Data items
** Begin **

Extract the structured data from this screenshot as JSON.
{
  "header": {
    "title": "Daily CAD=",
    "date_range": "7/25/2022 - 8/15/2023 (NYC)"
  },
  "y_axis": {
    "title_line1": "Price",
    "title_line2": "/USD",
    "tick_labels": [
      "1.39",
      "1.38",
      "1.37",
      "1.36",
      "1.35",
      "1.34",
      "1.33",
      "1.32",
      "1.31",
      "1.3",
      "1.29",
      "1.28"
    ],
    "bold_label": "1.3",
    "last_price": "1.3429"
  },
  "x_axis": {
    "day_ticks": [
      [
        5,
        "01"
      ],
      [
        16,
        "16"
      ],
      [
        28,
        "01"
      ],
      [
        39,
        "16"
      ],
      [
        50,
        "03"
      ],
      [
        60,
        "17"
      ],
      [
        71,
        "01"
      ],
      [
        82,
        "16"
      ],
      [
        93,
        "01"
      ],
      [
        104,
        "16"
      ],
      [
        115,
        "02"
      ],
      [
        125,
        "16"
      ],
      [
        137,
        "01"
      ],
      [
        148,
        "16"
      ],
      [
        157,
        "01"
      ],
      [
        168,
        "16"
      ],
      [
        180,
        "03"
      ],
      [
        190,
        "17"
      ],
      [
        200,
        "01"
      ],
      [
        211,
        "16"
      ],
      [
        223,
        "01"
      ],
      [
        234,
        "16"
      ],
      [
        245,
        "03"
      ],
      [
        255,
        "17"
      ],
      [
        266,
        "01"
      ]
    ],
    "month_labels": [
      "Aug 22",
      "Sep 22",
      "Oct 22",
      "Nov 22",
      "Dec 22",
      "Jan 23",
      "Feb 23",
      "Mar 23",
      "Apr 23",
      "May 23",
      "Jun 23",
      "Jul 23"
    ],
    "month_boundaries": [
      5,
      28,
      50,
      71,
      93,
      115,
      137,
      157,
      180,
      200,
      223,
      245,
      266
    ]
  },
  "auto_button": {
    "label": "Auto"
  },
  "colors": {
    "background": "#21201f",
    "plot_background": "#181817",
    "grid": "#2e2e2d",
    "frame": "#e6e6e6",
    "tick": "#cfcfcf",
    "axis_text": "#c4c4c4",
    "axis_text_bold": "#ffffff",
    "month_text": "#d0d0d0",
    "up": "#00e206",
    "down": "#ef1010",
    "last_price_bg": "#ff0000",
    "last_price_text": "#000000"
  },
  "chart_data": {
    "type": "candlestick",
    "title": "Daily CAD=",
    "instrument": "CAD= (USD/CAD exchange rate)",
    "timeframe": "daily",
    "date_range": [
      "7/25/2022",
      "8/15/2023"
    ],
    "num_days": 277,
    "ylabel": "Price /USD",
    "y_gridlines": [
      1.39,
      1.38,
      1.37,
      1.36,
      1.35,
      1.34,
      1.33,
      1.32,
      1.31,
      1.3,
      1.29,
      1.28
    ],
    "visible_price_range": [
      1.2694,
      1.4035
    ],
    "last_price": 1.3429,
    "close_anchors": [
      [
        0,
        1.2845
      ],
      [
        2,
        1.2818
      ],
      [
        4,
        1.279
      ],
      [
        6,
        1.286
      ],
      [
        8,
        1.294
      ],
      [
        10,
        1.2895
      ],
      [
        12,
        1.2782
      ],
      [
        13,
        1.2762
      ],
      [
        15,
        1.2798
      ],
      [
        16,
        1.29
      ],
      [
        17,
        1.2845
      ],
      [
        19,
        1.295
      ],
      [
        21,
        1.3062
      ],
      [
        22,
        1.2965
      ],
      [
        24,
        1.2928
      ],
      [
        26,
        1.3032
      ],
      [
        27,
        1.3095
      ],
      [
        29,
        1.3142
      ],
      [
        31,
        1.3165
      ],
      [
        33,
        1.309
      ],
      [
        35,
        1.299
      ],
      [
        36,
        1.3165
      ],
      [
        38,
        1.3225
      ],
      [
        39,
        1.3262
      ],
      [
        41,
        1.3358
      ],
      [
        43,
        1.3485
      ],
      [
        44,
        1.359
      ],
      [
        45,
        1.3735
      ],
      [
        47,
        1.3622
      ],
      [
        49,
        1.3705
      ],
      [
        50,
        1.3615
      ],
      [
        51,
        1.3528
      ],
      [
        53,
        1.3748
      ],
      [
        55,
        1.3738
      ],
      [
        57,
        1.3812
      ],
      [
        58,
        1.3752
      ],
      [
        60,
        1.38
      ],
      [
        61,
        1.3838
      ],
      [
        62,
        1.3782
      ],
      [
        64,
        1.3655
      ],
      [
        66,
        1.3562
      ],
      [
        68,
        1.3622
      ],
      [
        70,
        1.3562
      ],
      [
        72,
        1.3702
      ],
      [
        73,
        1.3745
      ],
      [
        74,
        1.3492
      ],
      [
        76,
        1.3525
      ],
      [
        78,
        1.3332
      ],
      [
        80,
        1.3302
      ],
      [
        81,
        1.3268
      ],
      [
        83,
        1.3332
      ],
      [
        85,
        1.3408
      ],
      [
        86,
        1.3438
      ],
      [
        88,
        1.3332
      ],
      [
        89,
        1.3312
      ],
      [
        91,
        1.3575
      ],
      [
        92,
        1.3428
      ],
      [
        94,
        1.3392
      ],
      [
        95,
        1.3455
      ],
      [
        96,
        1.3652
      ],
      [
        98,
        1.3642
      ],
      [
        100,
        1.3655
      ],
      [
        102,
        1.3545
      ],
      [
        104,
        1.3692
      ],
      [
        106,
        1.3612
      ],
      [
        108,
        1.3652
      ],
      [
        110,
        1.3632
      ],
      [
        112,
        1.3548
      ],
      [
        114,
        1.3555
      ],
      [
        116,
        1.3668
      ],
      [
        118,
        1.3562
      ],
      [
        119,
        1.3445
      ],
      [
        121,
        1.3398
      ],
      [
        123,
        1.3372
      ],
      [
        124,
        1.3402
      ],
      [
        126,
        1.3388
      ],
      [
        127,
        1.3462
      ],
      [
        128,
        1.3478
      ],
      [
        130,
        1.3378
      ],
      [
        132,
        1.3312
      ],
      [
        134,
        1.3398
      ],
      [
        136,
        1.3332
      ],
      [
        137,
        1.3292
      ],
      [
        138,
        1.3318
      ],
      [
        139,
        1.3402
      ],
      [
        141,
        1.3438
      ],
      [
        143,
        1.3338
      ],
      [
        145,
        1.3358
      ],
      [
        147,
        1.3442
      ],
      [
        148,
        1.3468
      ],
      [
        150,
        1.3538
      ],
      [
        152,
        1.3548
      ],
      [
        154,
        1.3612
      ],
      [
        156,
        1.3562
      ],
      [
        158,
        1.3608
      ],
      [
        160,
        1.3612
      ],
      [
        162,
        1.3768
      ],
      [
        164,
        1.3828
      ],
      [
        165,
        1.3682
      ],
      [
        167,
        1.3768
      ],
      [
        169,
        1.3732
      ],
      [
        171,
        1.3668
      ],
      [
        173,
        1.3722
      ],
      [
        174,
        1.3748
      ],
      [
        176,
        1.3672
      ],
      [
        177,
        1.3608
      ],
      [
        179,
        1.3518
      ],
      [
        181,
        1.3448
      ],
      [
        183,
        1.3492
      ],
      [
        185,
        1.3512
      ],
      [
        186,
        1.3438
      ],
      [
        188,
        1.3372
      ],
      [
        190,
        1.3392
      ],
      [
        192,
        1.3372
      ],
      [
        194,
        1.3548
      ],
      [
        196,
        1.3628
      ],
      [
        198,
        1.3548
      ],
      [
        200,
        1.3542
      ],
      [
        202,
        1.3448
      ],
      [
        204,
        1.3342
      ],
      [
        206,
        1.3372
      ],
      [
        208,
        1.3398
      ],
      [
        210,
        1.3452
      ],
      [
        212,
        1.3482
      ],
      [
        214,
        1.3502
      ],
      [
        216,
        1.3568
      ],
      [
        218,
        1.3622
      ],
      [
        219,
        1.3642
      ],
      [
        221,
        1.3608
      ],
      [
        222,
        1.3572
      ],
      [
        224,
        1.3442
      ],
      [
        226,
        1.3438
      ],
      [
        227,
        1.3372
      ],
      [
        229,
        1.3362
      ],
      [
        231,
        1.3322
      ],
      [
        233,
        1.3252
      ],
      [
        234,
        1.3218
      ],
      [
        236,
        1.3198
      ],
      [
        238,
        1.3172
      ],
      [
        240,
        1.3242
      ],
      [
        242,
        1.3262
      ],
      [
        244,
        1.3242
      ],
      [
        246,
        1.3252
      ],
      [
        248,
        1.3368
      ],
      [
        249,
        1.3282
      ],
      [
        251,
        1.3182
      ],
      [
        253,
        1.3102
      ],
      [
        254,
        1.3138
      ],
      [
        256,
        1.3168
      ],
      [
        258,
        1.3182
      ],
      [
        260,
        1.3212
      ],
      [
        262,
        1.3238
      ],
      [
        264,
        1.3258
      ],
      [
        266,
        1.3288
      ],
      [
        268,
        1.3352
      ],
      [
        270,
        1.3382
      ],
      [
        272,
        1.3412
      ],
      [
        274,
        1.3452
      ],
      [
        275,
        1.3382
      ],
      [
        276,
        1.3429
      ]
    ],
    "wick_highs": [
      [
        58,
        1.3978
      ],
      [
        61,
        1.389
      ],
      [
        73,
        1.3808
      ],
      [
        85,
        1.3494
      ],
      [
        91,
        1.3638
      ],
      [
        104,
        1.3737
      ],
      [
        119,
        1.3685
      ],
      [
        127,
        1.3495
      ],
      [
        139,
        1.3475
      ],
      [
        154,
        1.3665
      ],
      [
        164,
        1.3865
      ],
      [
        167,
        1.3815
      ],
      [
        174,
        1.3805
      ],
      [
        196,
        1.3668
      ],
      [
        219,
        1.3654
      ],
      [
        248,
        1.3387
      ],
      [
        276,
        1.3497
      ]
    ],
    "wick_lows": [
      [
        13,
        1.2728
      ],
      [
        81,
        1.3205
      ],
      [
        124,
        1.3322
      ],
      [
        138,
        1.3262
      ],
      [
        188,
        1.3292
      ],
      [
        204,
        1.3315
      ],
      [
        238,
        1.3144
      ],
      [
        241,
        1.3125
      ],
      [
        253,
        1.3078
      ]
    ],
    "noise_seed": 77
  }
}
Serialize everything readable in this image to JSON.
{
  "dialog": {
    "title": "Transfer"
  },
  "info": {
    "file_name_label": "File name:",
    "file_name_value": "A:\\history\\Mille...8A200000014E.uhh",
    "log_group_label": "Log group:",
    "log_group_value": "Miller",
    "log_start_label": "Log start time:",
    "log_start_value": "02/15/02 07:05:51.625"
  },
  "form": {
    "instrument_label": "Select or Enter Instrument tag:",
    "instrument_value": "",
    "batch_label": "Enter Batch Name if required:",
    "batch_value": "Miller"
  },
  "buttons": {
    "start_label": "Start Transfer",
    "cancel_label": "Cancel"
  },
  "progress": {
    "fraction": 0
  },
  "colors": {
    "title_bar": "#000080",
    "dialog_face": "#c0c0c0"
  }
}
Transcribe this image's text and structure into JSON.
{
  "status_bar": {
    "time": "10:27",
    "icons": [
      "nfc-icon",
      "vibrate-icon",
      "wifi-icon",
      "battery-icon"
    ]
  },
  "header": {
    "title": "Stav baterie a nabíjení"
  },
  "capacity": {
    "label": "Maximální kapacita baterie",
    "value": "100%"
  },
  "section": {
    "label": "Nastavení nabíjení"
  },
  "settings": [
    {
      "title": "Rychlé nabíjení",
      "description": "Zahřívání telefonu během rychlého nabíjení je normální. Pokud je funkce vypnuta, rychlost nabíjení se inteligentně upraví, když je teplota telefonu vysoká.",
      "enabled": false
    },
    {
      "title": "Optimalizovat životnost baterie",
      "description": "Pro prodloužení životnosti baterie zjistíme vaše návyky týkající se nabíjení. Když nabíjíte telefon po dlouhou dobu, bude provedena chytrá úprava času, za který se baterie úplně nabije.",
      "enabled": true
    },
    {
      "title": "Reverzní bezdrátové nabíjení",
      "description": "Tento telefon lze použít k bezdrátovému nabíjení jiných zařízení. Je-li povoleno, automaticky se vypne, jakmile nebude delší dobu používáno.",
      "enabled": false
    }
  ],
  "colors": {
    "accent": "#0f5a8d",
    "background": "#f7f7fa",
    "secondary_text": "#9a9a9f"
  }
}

** End **

Prompt: Read the entries and pick out all lines that include the word "Transfer".

Response:
    "title": "Transfer"
    "start_label": "Start Transfer",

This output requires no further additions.